→ Work to be completed:
The output must reproduce each line of the data word for word.

Source records
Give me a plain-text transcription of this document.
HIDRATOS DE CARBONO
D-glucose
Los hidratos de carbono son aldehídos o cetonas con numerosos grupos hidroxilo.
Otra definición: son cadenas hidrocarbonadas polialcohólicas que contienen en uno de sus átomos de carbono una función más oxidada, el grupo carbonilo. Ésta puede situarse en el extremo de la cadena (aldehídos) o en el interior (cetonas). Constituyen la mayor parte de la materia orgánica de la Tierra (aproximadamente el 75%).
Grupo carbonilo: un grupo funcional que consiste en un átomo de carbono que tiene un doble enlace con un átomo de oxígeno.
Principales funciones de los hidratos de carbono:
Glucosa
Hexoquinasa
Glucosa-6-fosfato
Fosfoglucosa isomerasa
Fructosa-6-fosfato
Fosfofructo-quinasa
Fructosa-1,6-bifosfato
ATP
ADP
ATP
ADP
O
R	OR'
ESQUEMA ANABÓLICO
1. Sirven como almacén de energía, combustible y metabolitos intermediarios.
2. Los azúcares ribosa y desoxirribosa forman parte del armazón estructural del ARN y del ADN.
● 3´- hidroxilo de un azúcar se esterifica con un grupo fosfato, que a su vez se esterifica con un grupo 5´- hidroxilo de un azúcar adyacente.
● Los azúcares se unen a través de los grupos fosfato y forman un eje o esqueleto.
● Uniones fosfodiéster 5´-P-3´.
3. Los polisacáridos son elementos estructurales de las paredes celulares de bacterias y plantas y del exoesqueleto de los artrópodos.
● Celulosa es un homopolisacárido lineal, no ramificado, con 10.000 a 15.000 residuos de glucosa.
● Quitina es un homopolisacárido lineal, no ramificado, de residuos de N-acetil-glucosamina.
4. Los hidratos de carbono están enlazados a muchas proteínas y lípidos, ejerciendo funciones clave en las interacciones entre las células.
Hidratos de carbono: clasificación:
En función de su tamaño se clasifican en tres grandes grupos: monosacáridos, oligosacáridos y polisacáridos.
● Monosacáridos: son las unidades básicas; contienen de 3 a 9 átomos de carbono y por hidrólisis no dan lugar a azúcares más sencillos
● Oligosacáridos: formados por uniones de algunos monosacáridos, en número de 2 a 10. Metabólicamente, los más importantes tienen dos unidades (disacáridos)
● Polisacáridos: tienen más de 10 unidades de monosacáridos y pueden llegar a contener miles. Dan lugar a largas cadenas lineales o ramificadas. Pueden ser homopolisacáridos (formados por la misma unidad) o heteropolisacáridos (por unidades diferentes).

→ Output of the task:
Give me a plain-text transcription of this document.
HIDRATOS DE CARBONO
D-glucose
Los hidratos de carbono son aldehídos o cetonas con numerosos grupos hidroxilo.
Otra definición: son cadenas hidrocarbonadas polialcohólicas que contienen en uno de sus átomos de carbono una función más oxidada, el grupo carbonilo. Ésta puede situarse en el extremo de la cadena (aldehídos) o en el interior (cetonas). Constituyen la mayor parte de la materia orgánica de la Tierra (aproximadamente el 75%).
Grupo carbonilo: un grupo funcional que consiste en un átomo de carbono que tiene un doble enlace con un átomo de oxígeno.
Principales funciones de los hidratos de carbono:
Glucosa
Hexoquinasa
Glucosa-6-fosfato
Fosfoglucosa isomerasa
Fructosa-6-fosfato
Fosfofructo-quinasa
Fructosa-1,6-bifosfato
ATP
ADP
ATP
ADP
O
R	OR'
ESQUEMA ANABÓLICO
1. Sirven como almacén de energía, combustible y metabolitos intermediarios.
2. Los azúcares ribosa y desoxirribosa forman parte del armazón estructural del ARN y del ADN.
● 3´- hidroxilo de un azúcar se esterifica con un grupo fosfato, que a su vez se esterifica con un grupo 5´- hidroxilo de un azúcar adyacente.
● Los azúcares se unen a través de los grupos fosfato y forman un eje o esqueleto.
● Uniones fosfodiéster 5´-P-3´.
3. Los polisacáridos son elementos estructurales de las paredes celulares de bacterias y plantas y del exoesqueleto de los artrópodos.
● Celulosa es un homopolisacárido lineal, no ramificado, con 10.000 a 15.000 residuos de glucosa.
● Quitina es un homopolisacárido lineal, no ramificado, de residuos de N-acetil-glucosamina.
4. Los hidratos de carbono están enlazados a muchas proteínas y lípidos, ejerciendo funciones clave en las interacciones entre las células.
Hidratos de carbono: clasificación:
En función de su tamaño se clasifican en tres grandes grupos: monosacáridos, oligosacáridos y polisacáridos.
● Monosacáridos: son las unidades básicas; contienen de 3 a 9 átomos de carbono y por hidrólisis no dan lugar a azúcares más sencillos
● Oligosacáridos: formados por uniones de algunos monosacáridos, en número de 2 a 10. Metabólicamente, los más importantes tienen dos unidades (disacáridos)
● Polisacáridos: tienen más de 10 unidades de monosacáridos y pueden llegar a contener miles. Dan lugar a largas cadenas lineales o ramificadas. Pueden ser homopolisacáridos (formados por la misma unidad) o heteropolisacáridos (por unidades diferentes).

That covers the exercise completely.